(Dataset items)

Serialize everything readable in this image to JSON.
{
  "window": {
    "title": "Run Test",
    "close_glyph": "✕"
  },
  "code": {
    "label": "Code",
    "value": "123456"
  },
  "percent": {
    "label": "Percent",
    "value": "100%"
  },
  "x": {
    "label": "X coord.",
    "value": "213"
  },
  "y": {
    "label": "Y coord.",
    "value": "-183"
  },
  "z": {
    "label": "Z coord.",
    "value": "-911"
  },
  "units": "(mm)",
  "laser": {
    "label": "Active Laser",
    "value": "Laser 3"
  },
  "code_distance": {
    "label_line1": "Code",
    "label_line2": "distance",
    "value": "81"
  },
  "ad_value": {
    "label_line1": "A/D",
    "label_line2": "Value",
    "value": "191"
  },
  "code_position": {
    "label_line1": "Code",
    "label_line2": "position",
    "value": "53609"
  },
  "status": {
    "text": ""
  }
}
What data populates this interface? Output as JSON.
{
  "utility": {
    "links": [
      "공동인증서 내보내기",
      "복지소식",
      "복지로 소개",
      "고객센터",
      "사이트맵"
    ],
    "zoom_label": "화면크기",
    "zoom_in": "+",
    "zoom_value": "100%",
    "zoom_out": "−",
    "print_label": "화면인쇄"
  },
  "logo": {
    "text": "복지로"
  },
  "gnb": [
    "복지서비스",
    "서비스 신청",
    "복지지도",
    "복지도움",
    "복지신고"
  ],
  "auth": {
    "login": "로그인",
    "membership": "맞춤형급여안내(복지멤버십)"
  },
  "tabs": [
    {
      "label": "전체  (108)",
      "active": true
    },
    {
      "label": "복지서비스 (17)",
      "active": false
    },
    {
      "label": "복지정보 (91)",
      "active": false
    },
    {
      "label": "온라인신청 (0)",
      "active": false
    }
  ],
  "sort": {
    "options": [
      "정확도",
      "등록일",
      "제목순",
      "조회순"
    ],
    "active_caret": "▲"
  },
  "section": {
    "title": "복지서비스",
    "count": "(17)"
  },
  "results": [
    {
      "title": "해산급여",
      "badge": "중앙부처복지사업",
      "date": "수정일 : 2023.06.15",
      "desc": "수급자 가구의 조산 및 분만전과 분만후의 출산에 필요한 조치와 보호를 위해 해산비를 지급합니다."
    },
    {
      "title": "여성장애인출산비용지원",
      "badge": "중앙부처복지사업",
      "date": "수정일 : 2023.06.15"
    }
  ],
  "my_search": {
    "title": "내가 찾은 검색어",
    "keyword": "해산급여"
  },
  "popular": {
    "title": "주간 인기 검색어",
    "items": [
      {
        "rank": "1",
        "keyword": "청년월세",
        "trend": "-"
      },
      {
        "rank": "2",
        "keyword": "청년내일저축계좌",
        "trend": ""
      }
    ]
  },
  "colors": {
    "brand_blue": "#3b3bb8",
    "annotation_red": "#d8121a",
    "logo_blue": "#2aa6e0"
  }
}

§ REQUEST: Give back the whole listing, word for word.

§ REPLY TO THE TASK:
Serialize everything readable in this image to JSON.
{
  "window": {
    "title": "Run Test",
    "close_glyph": "✕"
  },
  "code": {
    "label": "Code",
    "value": "123456"
  },
  "percent": {
    "label": "Percent",
    "value": "100%"
  },
  "x": {
    "label": "X coord.",
    "value": "213"
  },
  "y": {
    "label": "Y coord.",
    "value": "-183"
  },
  "z": {
    "label": "Z coord.",
    "value": "-911"
  },
  "units": "(mm)",
  "laser": {
    "label": "Active Laser",
    "value": "Laser 3"
  },
  "code_distance": {
    "label_line1": "Code",
    "label_line2": "distance",
    "value": "81"
  },
  "ad_value": {
    "label_line1": "A/D",
    "label_line2": "Value",
    "value": "191"
  },
  "code_position": {
    "label_line1": "Code",
    "label_line2": "position",
    "value": "53609"
  },
  "status": {
    "text": ""
  }
}
What data populates this interface? Output as JSON.
{
  "utility": {
    "links": [
      "공동인증서 내보내기",
      "복지소식",
      "복지로 소개",
      "고객센터",
      "사이트맵"
    ],
    "zoom_label": "화면크기",
    "zoom_in": "+",
    "zoom_value": "100%",
    "zoom_out": "−",
    "print_label": "화면인쇄"
  },
  "logo": {
    "text": "복지로"
  },
  "gnb": [
    "복지서비스",
    "서비스 신청",
    "복지지도",
    "복지도움",
    "복지신고"
  ],
  "auth": {
    "login": "로그인",
    "membership": "맞춤형급여안내(복지멤버십)"
  },
  "tabs": [
    {
      "label": "전체  (108)",
      "active": true
    },
    {
      "label": "복지서비스 (17)",
      "active": false
    },
    {
      "label": "복지정보 (91)",
      "active": false
    },
    {
      "label": "온라인신청 (0)",
      "active": false
    }
  ],
  "sort": {
    "options": [
      "정확도",
      "등록일",
      "제목순",
      "조회순"
    ],
    "active_caret": "▲"
  },
  "section": {
    "title": "복지서비스",
    "count": "(17)"
  },
  "results": [
    {
      "title": "해산급여",
      "badge": "중앙부처복지사업",
      "date": "수정일 : 2023.06.15",
      "desc": "수급자 가구의 조산 및 분만전과 분만후의 출산에 필요한 조치와 보호를 위해 해산비를 지급합니다."
    },
    {
      "title": "여성장애인출산비용지원",
      "badge": "중앙부처복지사업",
      "date": "수정일 : 2023.06.15"
    }
  ],
  "my_search": {
    "title": "내가 찾은 검색어",
    "keyword": "해산급여"
  },
  "popular": {
    "title": "주간 인기 검색어",
    "items": [
      {
        "rank": "1",
        "keyword": "청년월세",
        "trend": "-"
      },
      {
        "rank": "2",
        "keyword": "청년내일저축계좌",
        "trend": ""
      }
    ]
  },
  "colors": {
    "brand_blue": "#3b3bb8",
    "annotation_red": "#d8121a",
    "logo_blue": "#2aa6e0"
  }
}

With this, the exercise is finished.